La nuit tombée, l’ambiance s’électrise dans les rues de Tancitaro. Les miliciens sortent leurs kalachnikovs et allument des feux au coin des rues pour contrer les possibles attaques des «narcos». «C’est une guerre de position», explique un milicien. Les Chevaliers Templiers contrôleraient la moitié des 113 municipalités de l’Etat du Michoacan, région clé du trafic de marijuana et de métamphétamines, où l’ancien président Felipe Calderon (2006-2012) avait lancé, fin 2006, sa guerre contre le narcotrafic. En octobre, le groupe d’autodéfense a tenté sans succès de prendre la ville d’Apatzingan (100 000 habitants), bastion des Templiers. En représailles, les «narcos» ont incendié 18 générateurs, privant 400 000 personnes d’électricité.

* ENREGISTREMENTS PRÉSENTÉS
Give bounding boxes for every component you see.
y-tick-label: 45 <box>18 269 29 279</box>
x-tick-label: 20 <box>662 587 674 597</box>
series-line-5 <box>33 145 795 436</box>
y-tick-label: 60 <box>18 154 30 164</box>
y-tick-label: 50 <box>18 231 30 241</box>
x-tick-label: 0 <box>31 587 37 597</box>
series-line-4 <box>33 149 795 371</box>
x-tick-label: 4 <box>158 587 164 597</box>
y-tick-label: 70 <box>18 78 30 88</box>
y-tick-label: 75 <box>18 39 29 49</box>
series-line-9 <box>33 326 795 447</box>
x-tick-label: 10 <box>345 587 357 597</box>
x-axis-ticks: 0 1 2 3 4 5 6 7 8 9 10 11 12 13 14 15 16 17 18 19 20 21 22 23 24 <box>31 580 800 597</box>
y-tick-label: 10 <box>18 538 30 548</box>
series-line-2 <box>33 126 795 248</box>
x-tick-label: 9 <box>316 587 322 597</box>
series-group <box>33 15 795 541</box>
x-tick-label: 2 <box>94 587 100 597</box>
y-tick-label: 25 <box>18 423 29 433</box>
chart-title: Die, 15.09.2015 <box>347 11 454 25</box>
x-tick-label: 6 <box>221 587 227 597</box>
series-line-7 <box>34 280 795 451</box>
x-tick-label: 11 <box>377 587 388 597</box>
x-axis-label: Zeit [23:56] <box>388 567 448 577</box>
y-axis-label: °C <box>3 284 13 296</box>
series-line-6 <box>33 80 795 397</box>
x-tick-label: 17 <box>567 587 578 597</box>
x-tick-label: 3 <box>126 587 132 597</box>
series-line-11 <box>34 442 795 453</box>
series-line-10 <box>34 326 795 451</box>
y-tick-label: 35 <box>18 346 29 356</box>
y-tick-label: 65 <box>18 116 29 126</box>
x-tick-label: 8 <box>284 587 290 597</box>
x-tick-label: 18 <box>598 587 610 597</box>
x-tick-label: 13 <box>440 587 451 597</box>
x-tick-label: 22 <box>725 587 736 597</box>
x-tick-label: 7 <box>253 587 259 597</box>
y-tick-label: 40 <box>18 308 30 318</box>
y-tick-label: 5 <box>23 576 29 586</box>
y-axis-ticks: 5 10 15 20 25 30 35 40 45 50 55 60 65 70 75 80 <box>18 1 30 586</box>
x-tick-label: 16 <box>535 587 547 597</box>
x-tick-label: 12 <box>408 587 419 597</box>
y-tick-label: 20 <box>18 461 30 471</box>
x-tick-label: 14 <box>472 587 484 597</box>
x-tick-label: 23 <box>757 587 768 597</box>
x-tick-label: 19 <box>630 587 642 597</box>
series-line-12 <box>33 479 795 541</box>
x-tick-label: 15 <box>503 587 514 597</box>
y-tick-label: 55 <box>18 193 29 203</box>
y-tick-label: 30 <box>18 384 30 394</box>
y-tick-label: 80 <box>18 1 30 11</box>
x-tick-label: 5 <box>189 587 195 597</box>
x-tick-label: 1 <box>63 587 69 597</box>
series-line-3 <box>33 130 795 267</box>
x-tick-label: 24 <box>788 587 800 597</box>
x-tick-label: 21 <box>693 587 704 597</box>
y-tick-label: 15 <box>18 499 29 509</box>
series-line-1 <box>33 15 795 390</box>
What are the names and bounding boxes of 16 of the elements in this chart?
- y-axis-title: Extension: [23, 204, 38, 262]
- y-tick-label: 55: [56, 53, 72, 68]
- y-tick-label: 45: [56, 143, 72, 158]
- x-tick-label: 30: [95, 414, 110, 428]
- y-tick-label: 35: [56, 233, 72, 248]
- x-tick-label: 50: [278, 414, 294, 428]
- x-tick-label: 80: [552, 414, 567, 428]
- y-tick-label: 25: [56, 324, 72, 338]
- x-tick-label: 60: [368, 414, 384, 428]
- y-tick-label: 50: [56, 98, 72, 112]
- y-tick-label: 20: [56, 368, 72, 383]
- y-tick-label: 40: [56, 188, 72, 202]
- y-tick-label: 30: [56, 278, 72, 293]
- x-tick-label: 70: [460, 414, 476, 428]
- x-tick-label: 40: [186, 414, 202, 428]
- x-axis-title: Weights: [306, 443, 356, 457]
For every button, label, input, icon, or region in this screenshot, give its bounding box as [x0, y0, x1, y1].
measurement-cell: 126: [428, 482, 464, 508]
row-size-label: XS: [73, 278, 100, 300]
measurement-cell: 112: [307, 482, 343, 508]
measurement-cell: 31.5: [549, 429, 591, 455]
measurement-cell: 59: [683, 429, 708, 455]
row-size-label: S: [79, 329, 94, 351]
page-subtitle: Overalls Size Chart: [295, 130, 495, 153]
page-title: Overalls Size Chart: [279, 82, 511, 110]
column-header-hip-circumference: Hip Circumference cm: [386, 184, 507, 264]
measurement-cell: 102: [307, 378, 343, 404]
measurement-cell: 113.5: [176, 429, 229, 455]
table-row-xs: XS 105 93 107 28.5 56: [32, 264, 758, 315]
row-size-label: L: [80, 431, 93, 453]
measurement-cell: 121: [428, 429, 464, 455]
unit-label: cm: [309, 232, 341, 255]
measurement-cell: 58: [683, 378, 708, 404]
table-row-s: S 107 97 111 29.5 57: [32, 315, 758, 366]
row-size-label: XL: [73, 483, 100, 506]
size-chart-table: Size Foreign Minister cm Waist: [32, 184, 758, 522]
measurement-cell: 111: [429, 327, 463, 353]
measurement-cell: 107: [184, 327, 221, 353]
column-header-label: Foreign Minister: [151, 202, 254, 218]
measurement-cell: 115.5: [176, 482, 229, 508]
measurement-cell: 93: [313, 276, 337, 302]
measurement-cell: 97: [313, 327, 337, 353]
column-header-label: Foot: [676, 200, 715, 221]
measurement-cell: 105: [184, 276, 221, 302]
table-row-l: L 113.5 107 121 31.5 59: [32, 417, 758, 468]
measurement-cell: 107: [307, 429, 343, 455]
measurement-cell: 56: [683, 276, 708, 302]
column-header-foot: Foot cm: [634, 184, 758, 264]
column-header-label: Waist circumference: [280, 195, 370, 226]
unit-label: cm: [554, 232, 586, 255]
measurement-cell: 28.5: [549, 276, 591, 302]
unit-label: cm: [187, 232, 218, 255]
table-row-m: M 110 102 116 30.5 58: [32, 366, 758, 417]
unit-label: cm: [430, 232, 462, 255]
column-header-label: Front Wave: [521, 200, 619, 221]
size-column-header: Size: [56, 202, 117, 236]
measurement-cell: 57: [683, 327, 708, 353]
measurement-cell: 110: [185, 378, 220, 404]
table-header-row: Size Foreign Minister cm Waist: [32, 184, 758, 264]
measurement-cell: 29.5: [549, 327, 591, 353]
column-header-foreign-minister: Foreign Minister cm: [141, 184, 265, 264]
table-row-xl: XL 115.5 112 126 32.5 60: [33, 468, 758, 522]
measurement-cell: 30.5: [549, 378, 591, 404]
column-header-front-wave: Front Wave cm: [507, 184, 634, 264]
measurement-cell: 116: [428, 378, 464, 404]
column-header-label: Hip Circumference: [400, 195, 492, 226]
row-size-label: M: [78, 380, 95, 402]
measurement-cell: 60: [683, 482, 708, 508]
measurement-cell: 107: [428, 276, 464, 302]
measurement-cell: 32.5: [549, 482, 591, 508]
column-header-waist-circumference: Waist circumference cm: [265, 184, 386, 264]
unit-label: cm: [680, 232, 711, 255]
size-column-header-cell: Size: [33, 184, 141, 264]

* DÉTAILS DE L'EXERCICE
Recopiez le passage de l'extrait sur Tancitaro qui va de « La nuit tombée, l’ambiance » jusqu'à « 400 000 personnes d’électricité. ». Ces enregistrements proviennent d'une autre source.

* VOTRE RÉPONSE
La nuit tombée, l’ambiance s’électrise dans les rues de Tancitaro. Les miliciens sortent leurs kalachnikovs et allument des feux au coin des rues pour contrer les possibles attaques des «narcos». «C’est une guerre de position», explique un milicien. Les Chevaliers Templiers contrôleraient la moitié des 113 municipalités de l’Etat du Michoacan, région clé du trafic de marijuana et de métamphétamines, où l’ancien président Felipe Calderon (2006-2012) avait lancé, fin 2006, sa guerre contre le narcotrafic. En octobre, le groupe d’autodéfense a tenté sans succès de prendre la ville d’Apatzingan (100 000 habitants), bastion des Templiers. En représailles, les «narcos» ont incendié 18 générateurs, privant 400 000 personnes d’électricité.